Output every record word for word.

***** WORKING DATA

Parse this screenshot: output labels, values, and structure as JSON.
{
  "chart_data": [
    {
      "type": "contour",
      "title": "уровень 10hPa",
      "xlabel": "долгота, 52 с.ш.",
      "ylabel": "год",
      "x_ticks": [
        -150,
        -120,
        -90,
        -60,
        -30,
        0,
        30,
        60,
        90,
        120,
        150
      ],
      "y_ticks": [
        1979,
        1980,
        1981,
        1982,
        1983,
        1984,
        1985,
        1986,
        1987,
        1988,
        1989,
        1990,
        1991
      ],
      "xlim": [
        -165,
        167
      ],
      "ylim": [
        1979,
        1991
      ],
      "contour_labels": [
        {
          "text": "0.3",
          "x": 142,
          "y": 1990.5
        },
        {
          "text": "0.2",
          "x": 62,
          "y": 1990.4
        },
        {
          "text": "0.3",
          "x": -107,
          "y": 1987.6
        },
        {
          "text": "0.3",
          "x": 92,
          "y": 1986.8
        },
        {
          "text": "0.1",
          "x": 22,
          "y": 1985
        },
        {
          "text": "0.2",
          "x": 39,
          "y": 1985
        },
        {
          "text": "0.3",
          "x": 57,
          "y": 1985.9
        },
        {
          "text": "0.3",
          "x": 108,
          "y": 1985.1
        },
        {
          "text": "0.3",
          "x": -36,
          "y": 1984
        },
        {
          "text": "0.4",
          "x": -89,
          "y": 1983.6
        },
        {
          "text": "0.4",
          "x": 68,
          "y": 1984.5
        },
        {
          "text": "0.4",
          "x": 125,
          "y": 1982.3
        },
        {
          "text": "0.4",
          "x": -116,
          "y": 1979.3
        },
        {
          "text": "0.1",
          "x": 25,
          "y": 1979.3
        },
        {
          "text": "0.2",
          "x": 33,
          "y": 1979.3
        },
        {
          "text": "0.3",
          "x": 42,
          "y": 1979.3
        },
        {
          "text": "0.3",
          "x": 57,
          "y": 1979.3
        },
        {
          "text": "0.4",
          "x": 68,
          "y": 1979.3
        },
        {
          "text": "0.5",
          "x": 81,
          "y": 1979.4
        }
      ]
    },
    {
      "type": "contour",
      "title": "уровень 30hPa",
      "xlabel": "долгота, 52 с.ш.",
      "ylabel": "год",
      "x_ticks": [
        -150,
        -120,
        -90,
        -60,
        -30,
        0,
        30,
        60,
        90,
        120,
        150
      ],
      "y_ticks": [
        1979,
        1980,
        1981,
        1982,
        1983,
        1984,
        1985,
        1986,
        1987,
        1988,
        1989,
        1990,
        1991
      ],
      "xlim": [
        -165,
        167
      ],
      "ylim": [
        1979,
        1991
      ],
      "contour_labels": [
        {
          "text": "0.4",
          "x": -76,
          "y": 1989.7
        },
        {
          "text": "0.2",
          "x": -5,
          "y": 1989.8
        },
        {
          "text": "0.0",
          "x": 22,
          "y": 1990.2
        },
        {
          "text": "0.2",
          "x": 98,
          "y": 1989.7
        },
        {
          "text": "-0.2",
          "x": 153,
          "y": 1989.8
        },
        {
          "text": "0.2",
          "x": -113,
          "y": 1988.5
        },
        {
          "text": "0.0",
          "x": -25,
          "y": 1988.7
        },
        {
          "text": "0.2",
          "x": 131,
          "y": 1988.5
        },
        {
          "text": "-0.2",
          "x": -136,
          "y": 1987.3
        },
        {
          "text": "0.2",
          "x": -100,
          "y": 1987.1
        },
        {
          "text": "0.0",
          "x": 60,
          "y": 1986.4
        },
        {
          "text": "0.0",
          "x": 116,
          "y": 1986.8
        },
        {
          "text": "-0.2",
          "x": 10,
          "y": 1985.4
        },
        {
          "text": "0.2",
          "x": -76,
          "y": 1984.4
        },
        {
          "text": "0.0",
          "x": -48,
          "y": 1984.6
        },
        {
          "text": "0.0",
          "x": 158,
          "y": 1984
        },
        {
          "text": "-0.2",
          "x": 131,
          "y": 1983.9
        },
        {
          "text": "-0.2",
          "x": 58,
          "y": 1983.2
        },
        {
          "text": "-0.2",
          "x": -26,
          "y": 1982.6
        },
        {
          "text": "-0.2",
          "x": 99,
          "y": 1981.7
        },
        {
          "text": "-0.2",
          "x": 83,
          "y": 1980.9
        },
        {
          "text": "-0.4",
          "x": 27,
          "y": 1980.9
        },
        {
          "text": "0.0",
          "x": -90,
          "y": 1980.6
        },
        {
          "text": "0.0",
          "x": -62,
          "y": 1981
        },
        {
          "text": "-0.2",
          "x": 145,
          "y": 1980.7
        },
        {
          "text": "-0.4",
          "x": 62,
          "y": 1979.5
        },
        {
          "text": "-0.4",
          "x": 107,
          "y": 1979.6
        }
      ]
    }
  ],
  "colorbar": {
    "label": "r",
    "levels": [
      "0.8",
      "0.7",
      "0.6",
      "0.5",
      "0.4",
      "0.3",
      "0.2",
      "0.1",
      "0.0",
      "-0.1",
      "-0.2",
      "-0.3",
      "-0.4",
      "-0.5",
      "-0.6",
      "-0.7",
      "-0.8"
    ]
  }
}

**********

FINAL RESULT:
Parse this screenshot: output labels, values, and structure as JSON.
{
  "chart_data": [
    {
      "type": "contour",
      "title": "уровень 10hPa",
      "xlabel": "долгота, 52 с.ш.",
      "ylabel": "год",
      "x_ticks": [
        -150,
        -120,
        -90,
        -60,
        -30,
        0,
        30,
        60,
        90,
        120,
        150
      ],
      "y_ticks": [
        1979,
        1980,
        1981,
        1982,
        1983,
        1984,
        1985,
        1986,
        1987,
        1988,
        1989,
        1990,
        1991
      ],
      "xlim": [
        -165,
        167
      ],
      "ylim": [
        1979,
        1991
      ],
      "contour_labels": [
        {
          "text": "0.3",
          "x": 142,
          "y": 1990.5
        },
        {
          "text": "0.2",
          "x": 62,
          "y": 1990.4
        },
        {
          "text": "0.3",
          "x": -107,
          "y": 1987.6
        },
        {
          "text": "0.3",
          "x": 92,
          "y": 1986.8
        },
        {
          "text": "0.1",
          "x": 22,
          "y": 1985
        },
        {
          "text": "0.2",
          "x": 39,
          "y": 1985
        },
        {
          "text": "0.3",
          "x": 57,
          "y": 1985.9
        },
        {
          "text": "0.3",
          "x": 108,
          "y": 1985.1
        },
        {
          "text": "0.3",
          "x": -36,
          "y": 1984
        },
        {
          "text": "0.4",
          "x": -89,
          "y": 1983.6
        },
        {
          "text": "0.4",
          "x": 68,
          "y": 1984.5
        },
        {
          "text": "0.4",
          "x": 125,
          "y": 1982.3
        },
        {
          "text": "0.4",
          "x": -116,
          "y": 1979.3
        },
        {
          "text": "0.1",
          "x": 25,
          "y": 1979.3
        },
        {
          "text": "0.2",
          "x": 33,
          "y": 1979.3
        },
        {
          "text": "0.3",
          "x": 42,
          "y": 1979.3
        },
        {
          "text": "0.3",
          "x": 57,
          "y": 1979.3
        },
        {
          "text": "0.4",
          "x": 68,
          "y": 1979.3
        },
        {
          "text": "0.5",
          "x": 81,
          "y": 1979.4
        }
      ]
    },
    {
      "type": "contour",
      "title": "уровень 30hPa",
      "xlabel": "долгота, 52 с.ш.",
      "ylabel": "год",
      "x_ticks": [
        -150,
        -120,
        -90,
        -60,
        -30,
        0,
        30,
        60,
        90,
        120,
        150
      ],
      "y_ticks": [
        1979,
        1980,
        1981,
        1982,
        1983,
        1984,
        1985,
        1986,
        1987,
        1988,
        1989,
        1990,
        1991
      ],
      "xlim": [
        -165,
        167
      ],
      "ylim": [
        1979,
        1991
      ],
      "contour_labels": [
        {
          "text": "0.4",
          "x": -76,
          "y": 1989.7
        },
        {
          "text": "0.2",
          "x": -5,
          "y": 1989.8
        },
        {
          "text": "0.0",
          "x": 22,
          "y": 1990.2
        },
        {
          "text": "0.2",
          "x": 98,
          "y": 1989.7
        },
        {
          "text": "-0.2",
          "x": 153,
          "y": 1989.8
        },
        {
          "text": "0.2",
          "x": -113,
          "y": 1988.5
        },
        {
          "text": "0.0",
          "x": -25,
          "y": 1988.7
        },
        {
          "text": "0.2",
          "x": 131,
          "y": 1988.5
        },
        {
          "text": "-0.2",
          "x": -136,
          "y": 1987.3
        },
        {
          "text": "0.2",
          "x": -100,
          "y": 1987.1
        },
        {
          "text": "0.0",
          "x": 60,
          "y": 1986.4
        },
        {
          "text": "0.0",
          "x": 116,
          "y": 1986.8
        },
        {
          "text": "-0.2",
          "x": 10,
          "y": 1985.4
        },
        {
          "text": "0.2",
          "x": -76,
          "y": 1984.4
        },
        {
          "text": "0.0",
          "x": -48,
          "y": 1984.6
        },
        {
          "text": "0.0",
          "x": 158,
          "y": 1984
        },
        {
          "text": "-0.2",
          "x": 131,
          "y": 1983.9
        },
        {
          "text": "-0.2",
          "x": 58,
          "y": 1983.2
        },
        {
          "text": "-0.2",
          "x": -26,
          "y": 1982.6
        },
        {
          "text": "-0.2",
          "x": 99,
          "y": 1981.7
        },
        {
          "text": "-0.2",
          "x": 83,
          "y": 1980.9
        },
        {
          "text": "-0.4",
          "x": 27,
          "y": 1980.9
        },
        {
          "text": "0.0",
          "x": -90,
          "y": 1980.6
        },
        {
          "text": "0.0",
          "x": -62,
          "y": 1981
        },
        {
          "text": "-0.2",
          "x": 145,
          "y": 1980.7
        },
        {
          "text": "-0.4",
          "x": 62,
          "y": 1979.5
        },
        {
          "text": "-0.4",
          "x": 107,
          "y": 1979.6
        }
      ]
    }
  ],
  "colorbar": {
    "label": "r",
    "levels": [
      "0.8",
      "0.7",
      "0.6",
      "0.5",
      "0.4",
      "0.3",
      "0.2",
      "0.1",
      "0.0",
      "-0.1",
      "-0.2",
      "-0.3",
      "-0.4",
      "-0.5",
      "-0.6",
      "-0.7",
      "-0.8"
    ]
  }
}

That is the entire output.